▸ WORK TO DO: Go through the data below. List every line that holds the word "объему".

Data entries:
>> START

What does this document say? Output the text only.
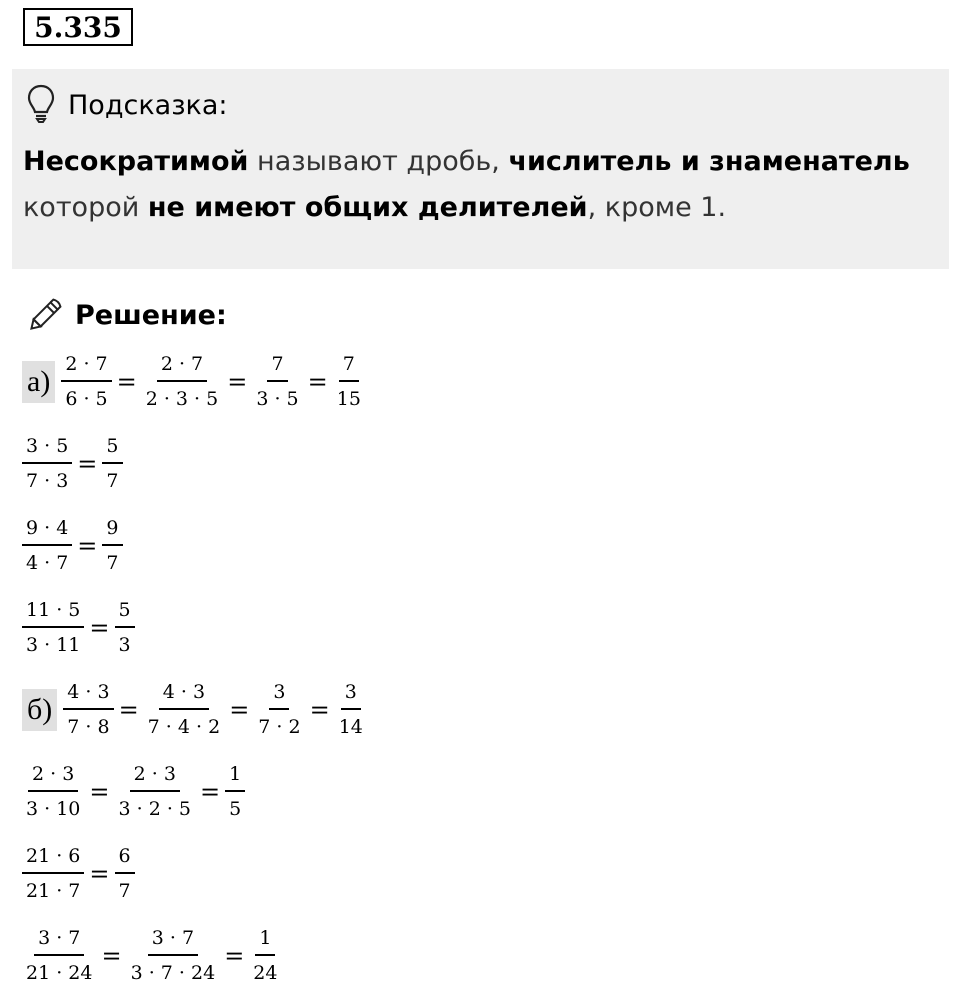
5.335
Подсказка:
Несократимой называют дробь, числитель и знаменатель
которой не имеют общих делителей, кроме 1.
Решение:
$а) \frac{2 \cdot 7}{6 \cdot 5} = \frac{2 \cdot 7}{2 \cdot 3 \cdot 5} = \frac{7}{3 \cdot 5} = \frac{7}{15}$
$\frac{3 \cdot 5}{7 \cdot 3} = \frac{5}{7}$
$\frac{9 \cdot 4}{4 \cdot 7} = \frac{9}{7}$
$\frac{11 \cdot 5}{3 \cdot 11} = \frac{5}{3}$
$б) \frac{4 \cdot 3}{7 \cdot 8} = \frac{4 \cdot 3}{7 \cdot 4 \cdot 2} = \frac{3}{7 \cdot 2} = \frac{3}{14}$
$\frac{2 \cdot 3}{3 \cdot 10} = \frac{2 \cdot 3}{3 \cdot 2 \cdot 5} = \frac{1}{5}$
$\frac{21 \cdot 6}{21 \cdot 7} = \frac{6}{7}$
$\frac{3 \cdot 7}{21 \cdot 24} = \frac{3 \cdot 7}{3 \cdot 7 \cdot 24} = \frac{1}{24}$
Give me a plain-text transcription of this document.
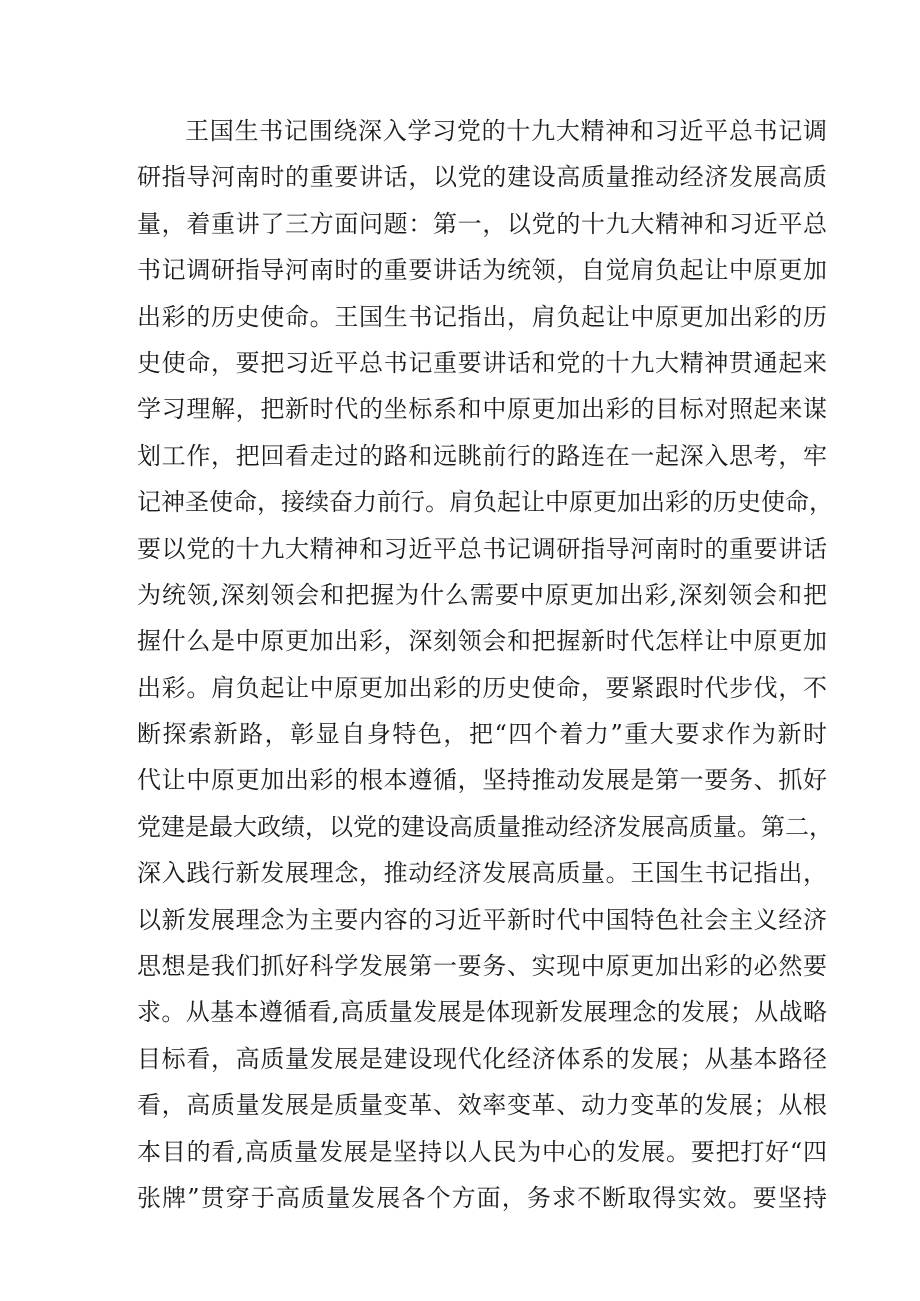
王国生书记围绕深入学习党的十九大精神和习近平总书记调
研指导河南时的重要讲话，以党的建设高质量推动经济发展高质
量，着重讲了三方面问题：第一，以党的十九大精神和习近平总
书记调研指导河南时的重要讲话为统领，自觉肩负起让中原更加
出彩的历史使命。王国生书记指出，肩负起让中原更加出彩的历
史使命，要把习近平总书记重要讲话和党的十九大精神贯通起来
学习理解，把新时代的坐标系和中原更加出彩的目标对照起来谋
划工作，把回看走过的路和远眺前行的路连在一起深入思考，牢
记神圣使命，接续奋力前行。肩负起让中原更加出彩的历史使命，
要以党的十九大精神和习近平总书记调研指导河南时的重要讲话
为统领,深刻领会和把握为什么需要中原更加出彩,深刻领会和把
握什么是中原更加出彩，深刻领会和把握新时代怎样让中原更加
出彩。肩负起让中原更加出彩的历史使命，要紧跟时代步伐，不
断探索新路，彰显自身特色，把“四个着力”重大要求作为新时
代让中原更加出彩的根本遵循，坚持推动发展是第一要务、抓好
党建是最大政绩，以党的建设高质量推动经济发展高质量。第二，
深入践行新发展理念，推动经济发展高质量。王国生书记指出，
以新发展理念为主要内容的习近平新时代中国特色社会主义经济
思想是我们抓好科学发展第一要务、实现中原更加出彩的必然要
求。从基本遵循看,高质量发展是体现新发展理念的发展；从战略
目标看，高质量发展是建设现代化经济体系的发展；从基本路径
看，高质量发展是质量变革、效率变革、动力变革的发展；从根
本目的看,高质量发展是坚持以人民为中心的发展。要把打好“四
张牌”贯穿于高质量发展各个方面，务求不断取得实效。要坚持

>> END
>> START

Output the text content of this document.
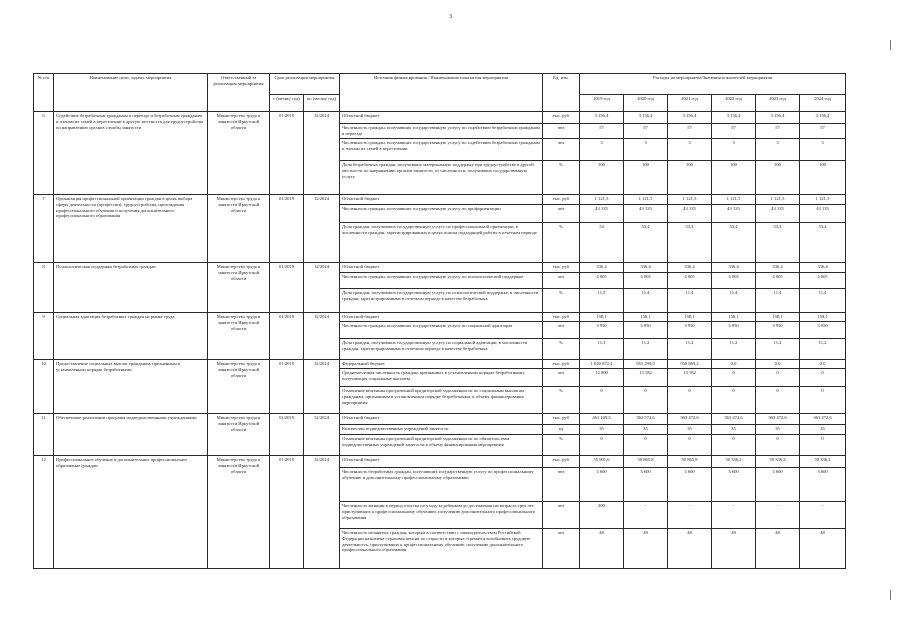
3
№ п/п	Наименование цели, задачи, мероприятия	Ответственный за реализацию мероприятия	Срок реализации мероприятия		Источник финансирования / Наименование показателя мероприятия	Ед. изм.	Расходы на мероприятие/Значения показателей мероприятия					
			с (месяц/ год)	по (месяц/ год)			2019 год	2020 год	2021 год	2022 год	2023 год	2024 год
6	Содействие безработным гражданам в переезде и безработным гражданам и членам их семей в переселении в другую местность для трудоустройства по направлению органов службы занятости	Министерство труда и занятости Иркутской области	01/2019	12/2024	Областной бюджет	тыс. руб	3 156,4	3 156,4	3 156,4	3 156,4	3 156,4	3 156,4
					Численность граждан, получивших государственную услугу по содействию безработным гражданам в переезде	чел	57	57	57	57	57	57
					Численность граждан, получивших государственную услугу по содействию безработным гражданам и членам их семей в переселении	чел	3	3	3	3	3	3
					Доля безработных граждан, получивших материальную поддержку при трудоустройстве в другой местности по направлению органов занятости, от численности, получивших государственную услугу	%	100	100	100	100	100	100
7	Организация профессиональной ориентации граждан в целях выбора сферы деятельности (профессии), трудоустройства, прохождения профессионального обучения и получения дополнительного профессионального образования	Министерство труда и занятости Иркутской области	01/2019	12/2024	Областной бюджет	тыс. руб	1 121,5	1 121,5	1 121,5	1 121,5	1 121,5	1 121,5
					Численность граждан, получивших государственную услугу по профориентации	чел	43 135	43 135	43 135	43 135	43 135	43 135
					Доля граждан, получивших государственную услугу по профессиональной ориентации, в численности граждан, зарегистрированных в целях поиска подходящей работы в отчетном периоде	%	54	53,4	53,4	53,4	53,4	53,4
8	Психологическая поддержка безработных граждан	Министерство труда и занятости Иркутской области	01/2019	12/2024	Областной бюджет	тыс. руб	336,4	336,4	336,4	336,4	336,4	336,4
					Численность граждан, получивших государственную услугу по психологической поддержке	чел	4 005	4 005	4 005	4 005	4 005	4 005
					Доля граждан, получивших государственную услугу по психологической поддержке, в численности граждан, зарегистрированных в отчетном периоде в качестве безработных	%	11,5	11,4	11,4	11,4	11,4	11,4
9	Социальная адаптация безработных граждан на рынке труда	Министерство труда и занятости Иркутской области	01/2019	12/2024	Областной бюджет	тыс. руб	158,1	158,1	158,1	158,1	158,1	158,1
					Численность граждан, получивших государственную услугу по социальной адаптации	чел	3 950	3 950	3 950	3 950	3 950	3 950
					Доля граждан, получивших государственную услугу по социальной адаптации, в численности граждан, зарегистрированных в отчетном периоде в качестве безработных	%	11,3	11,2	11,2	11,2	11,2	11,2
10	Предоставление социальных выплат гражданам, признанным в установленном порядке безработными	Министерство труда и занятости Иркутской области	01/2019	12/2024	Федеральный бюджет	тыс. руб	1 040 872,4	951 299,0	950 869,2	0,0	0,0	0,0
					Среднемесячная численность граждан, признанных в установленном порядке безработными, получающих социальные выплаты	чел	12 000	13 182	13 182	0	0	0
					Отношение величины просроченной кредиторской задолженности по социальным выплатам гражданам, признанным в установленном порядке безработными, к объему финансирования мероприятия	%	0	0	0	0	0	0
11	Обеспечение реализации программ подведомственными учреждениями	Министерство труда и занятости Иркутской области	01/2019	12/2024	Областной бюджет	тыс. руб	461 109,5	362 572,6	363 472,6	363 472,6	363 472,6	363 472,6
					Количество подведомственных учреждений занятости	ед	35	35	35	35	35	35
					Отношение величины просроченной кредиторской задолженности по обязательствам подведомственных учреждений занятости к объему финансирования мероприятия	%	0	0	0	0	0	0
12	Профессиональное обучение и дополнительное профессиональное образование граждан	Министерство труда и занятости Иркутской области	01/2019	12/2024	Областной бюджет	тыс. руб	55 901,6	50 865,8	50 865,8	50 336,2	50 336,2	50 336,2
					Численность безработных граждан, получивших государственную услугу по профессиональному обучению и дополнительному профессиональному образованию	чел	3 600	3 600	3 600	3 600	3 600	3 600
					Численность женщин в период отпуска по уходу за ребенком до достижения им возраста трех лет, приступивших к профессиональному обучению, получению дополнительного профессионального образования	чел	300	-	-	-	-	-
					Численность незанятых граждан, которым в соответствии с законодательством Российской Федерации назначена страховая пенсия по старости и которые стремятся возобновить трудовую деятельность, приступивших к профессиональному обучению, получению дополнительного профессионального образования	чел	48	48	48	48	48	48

>> END
>> START

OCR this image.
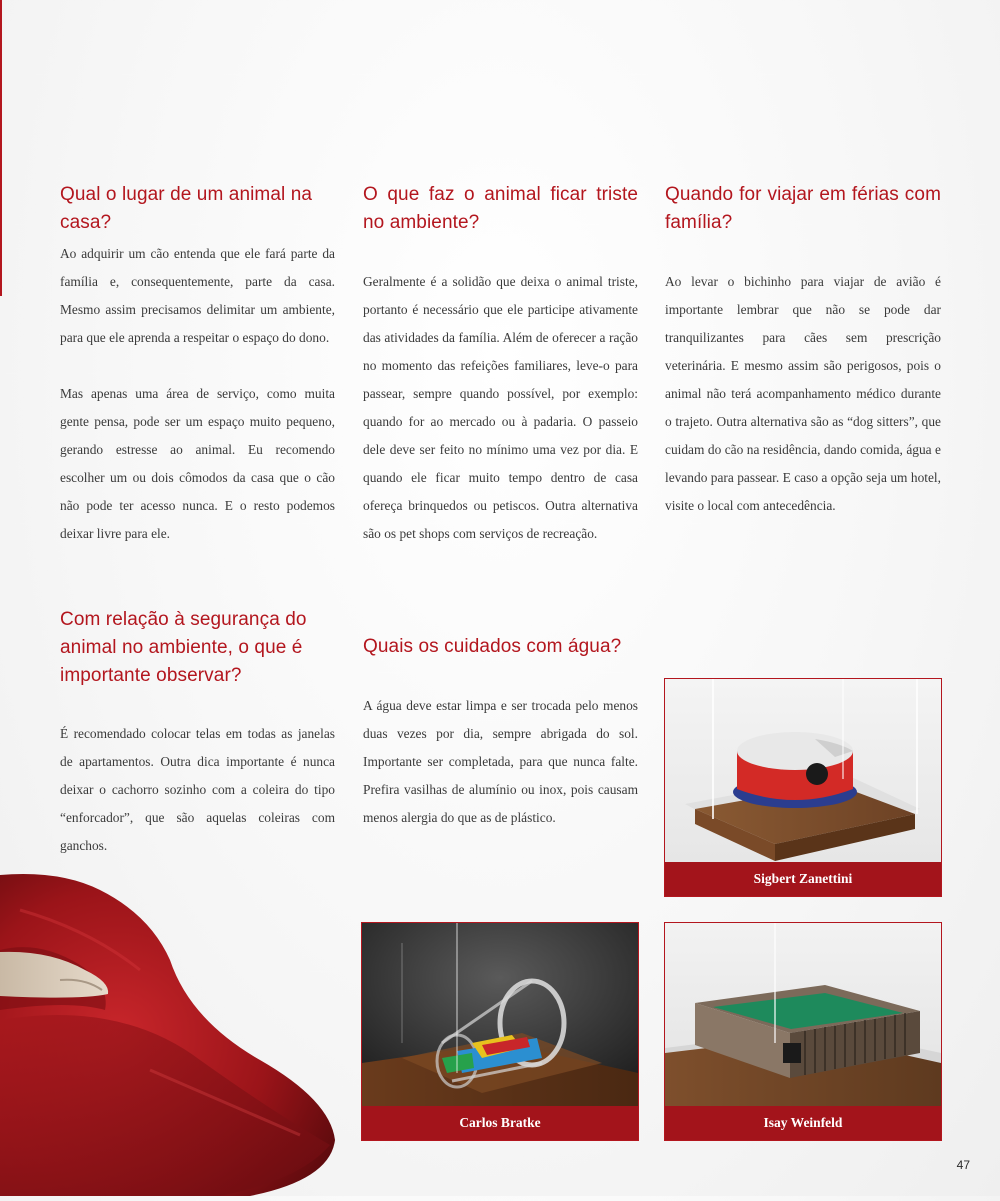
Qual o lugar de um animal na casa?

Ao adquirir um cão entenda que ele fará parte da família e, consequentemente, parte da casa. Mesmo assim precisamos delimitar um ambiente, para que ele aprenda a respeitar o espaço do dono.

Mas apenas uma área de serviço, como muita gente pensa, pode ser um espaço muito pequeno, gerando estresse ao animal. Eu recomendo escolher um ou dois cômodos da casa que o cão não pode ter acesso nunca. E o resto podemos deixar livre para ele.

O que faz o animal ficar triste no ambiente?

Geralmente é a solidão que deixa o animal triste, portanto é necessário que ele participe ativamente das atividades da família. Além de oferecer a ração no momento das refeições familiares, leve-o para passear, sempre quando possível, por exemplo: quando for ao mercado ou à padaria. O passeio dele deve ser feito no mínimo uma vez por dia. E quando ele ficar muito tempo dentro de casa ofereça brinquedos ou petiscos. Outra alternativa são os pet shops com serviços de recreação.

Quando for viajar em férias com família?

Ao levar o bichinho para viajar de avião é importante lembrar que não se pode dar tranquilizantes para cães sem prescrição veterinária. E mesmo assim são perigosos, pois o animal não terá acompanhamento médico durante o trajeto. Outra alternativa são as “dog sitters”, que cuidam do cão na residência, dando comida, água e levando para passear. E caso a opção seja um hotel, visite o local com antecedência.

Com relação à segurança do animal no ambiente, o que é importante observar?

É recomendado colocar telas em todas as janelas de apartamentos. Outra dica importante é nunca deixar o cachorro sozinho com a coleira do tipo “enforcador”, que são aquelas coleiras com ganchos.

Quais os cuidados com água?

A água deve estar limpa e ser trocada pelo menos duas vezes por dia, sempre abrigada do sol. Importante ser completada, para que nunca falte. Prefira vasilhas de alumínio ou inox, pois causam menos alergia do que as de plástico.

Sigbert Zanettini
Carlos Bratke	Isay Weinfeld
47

>> END

▸ SOLUTION:
					Отношение величины просроченной кредиторской задолженности по социальным выплатам гражданам, признанным в установленном порядке безработными, к объему финансирования мероприятия	%	0	0	0	0	0	0
					Отношение величины просроченной кредиторской задолженности по обязательствам подведомственных учреждений занятости к объему финансирования мероприятия	%	0	0	0	0	0	0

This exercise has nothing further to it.